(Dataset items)
↓↓↓

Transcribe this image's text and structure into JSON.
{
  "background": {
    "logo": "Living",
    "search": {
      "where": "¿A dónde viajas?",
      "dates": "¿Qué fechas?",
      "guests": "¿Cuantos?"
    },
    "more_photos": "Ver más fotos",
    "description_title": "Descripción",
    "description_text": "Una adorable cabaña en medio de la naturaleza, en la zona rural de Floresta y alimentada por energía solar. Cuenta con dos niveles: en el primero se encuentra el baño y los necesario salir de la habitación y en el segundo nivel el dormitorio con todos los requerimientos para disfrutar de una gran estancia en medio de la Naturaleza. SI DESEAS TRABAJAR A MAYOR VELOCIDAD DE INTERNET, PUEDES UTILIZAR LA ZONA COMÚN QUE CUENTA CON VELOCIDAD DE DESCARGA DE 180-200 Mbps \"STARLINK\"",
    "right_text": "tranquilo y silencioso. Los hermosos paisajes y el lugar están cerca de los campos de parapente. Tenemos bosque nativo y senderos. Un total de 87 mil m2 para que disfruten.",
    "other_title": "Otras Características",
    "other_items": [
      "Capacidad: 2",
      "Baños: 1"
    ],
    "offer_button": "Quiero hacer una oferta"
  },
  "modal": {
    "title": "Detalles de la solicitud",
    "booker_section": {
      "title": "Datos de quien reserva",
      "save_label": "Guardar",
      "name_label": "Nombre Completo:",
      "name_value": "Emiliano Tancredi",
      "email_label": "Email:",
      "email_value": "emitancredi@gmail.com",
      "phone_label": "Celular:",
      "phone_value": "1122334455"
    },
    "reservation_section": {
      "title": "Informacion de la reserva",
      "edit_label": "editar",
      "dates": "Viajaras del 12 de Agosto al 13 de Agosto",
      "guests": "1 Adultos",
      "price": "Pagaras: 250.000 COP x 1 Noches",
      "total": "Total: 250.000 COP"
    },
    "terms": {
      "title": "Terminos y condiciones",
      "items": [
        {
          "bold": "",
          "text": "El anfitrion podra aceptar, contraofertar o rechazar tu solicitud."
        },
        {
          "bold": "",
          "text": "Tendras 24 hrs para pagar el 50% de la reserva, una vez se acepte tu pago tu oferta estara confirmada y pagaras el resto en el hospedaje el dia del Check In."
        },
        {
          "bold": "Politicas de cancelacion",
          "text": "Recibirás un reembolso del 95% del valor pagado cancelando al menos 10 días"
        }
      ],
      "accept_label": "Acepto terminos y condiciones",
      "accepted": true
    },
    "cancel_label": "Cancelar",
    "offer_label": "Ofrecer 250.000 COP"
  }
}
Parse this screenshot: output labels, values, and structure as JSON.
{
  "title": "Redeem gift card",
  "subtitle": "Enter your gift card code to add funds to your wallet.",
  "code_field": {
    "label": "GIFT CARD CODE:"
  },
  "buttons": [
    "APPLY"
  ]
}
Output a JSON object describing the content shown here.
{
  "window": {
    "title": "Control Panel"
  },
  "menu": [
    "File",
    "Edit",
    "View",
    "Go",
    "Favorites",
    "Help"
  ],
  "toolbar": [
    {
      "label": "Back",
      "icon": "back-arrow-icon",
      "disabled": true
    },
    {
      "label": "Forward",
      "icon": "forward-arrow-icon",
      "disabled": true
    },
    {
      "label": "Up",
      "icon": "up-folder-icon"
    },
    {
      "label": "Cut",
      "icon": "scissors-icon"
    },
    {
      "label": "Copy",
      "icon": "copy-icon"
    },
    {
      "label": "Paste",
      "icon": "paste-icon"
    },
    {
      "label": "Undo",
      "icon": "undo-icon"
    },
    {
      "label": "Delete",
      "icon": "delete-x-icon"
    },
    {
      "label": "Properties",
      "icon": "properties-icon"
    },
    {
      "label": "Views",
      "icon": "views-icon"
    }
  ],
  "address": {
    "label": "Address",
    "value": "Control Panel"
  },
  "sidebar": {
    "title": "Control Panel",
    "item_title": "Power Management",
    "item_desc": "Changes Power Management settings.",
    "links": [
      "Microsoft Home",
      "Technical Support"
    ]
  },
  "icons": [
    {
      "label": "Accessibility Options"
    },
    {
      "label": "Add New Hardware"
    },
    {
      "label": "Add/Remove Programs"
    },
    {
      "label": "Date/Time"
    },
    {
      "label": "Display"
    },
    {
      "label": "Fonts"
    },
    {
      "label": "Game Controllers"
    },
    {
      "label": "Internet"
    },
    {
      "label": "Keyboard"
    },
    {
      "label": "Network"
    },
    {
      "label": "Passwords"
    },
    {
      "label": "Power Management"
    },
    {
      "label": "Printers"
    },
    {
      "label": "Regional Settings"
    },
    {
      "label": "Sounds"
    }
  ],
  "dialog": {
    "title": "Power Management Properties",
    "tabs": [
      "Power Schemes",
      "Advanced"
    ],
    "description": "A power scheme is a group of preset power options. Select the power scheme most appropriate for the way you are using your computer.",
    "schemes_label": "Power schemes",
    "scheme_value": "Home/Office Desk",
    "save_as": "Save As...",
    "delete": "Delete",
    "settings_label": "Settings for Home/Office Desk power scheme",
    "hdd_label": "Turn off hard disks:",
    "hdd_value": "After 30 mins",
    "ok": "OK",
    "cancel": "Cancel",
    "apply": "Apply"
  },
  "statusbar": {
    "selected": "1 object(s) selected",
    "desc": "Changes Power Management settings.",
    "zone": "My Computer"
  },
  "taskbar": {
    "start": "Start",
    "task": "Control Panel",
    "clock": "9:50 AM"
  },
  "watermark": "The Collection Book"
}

↑↑↑

◆ DIRECTIVE ◆
Every line of the data above should be reproduced word for word.

◆ FULL RESPONSE ◆
Transcribe this image's text and structure into JSON.
{
  "background": {
    "logo": "Living",
    "search": {
      "where": "¿A dónde viajas?",
      "dates": "¿Qué fechas?",
      "guests": "¿Cuantos?"
    },
    "more_photos": "Ver más fotos",
    "description_title": "Descripción",
    "description_text": "Una adorable cabaña en medio de la naturaleza, en la zona rural de Floresta y alimentada por energía solar. Cuenta con dos niveles: en el primero se encuentra el baño y los necesario salir de la habitación y en el segundo nivel el dormitorio con todos los requerimientos para disfrutar de una gran estancia en medio de la Naturaleza. SI DESEAS TRABAJAR A MAYOR VELOCIDAD DE INTERNET, PUEDES UTILIZAR LA ZONA COMÚN QUE CUENTA CON VELOCIDAD DE DESCARGA DE 180-200 Mbps \"STARLINK\"",
    "right_text": "tranquilo y silencioso. Los hermosos paisajes y el lugar están cerca de los campos de parapente. Tenemos bosque nativo y senderos. Un total de 87 mil m2 para que disfruten.",
    "other_title": "Otras Características",
    "other_items": [
      "Capacidad: 2",
      "Baños: 1"
    ],
    "offer_button": "Quiero hacer una oferta"
  },
  "modal": {
    "title": "Detalles de la solicitud",
    "booker_section": {
      "title": "Datos de quien reserva",
      "save_label": "Guardar",
      "name_label": "Nombre Completo:",
      "name_value": "Emiliano Tancredi",
      "email_label": "Email:",
      "email_value": "emitancredi@gmail.com",
      "phone_label": "Celular:",
      "phone_value": "1122334455"
    },
    "reservation_section": {
      "title": "Informacion de la reserva",
      "edit_label": "editar",
      "dates": "Viajaras del 12 de Agosto al 13 de Agosto",
      "guests": "1 Adultos",
      "price": "Pagaras: 250.000 COP x 1 Noches",
      "total": "Total: 250.000 COP"
    },
    "terms": {
      "title": "Terminos y condiciones",
      "items": [
        {
          "bold": "",
          "text": "El anfitrion podra aceptar, contraofertar o rechazar tu solicitud."
        },
        {
          "bold": "",
          "text": "Tendras 24 hrs para pagar el 50% de la reserva, una vez se acepte tu pago tu oferta estara confirmada y pagaras el resto en el hospedaje el dia del Check In."
        },
        {
          "bold": "Politicas de cancelacion",
          "text": "Recibirás un reembolso del 95% del valor pagado cancelando al menos 10 días"
        }
      ],
      "accept_label": "Acepto terminos y condiciones",
      "accepted": true
    },
    "cancel_label": "Cancelar",
    "offer_label": "Ofrecer 250.000 COP"
  }
}
Parse this screenshot: output labels, values, and structure as JSON.
{
  "title": "Redeem gift card",
  "subtitle": "Enter your gift card code to add funds to your wallet.",
  "code_field": {
    "label": "GIFT CARD CODE:"
  },
  "buttons": [
    "APPLY"
  ]
}
Output a JSON object describing the content shown here.
{
  "window": {
    "title": "Control Panel"
  },
  "menu": [
    "File",
    "Edit",
    "View",
    "Go",
    "Favorites",
    "Help"
  ],
  "toolbar": [
    {
      "label": "Back",
      "icon": "back-arrow-icon",
      "disabled": true
    },
    {
      "label": "Forward",
      "icon": "forward-arrow-icon",
      "disabled": true
    },
    {
      "label": "Up",
      "icon": "up-folder-icon"
    },
    {
      "label": "Cut",
      "icon": "scissors-icon"
    },
    {
      "label": "Copy",
      "icon": "copy-icon"
    },
    {
      "label": "Paste",
      "icon": "paste-icon"
    },
    {
      "label": "Undo",
      "icon": "undo-icon"
    },
    {
      "label": "Delete",
      "icon": "delete-x-icon"
    },
    {
      "label": "Properties",
      "icon": "properties-icon"
    },
    {
      "label": "Views",
      "icon": "views-icon"
    }
  ],
  "address": {
    "label": "Address",
    "value": "Control Panel"
  },
  "sidebar": {
    "title": "Control Panel",
    "item_title": "Power Management",
    "item_desc": "Changes Power Management settings.",
    "links": [
      "Microsoft Home",
      "Technical Support"
    ]
  },
  "icons": [
    {
      "label": "Accessibility Options"
    },
    {
      "label": "Add New Hardware"
    },
    {
      "label": "Add/Remove Programs"
    },
    {
      "label": "Date/Time"
    },
    {
      "label": "Display"
    },
    {
      "label": "Fonts"
    },
    {
      "label": "Game Controllers"
    },
    {
      "label": "Internet"
    },
    {
      "label": "Keyboard"
    },
    {
      "label": "Network"
    },
    {
      "label": "Passwords"
    },
    {
      "label": "Power Management"
    },
    {
      "label": "Printers"
    },
    {
      "label": "Regional Settings"
    },
    {
      "label": "Sounds"
    }
  ],
  "dialog": {
    "title": "Power Management Properties",
    "tabs": [
      "Power Schemes",
      "Advanced"
    ],
    "description": "A power scheme is a group of preset power options. Select the power scheme most appropriate for the way you are using your computer.",
    "schemes_label": "Power schemes",
    "scheme_value": "Home/Office Desk",
    "save_as": "Save As...",
    "delete": "Delete",
    "settings_label": "Settings for Home/Office Desk power scheme",
    "hdd_label": "Turn off hard disks:",
    "hdd_value": "After 30 mins",
    "ok": "OK",
    "cancel": "Cancel",
    "apply": "Apply"
  },
  "statusbar": {
    "selected": "1 object(s) selected",
    "desc": "Changes Power Management settings.",
    "zone": "My Computer"
  },
  "taskbar": {
    "start": "Start",
    "task": "Control Panel",
    "clock": "9:50 AM"
  },
  "watermark": "The Collection Book"
}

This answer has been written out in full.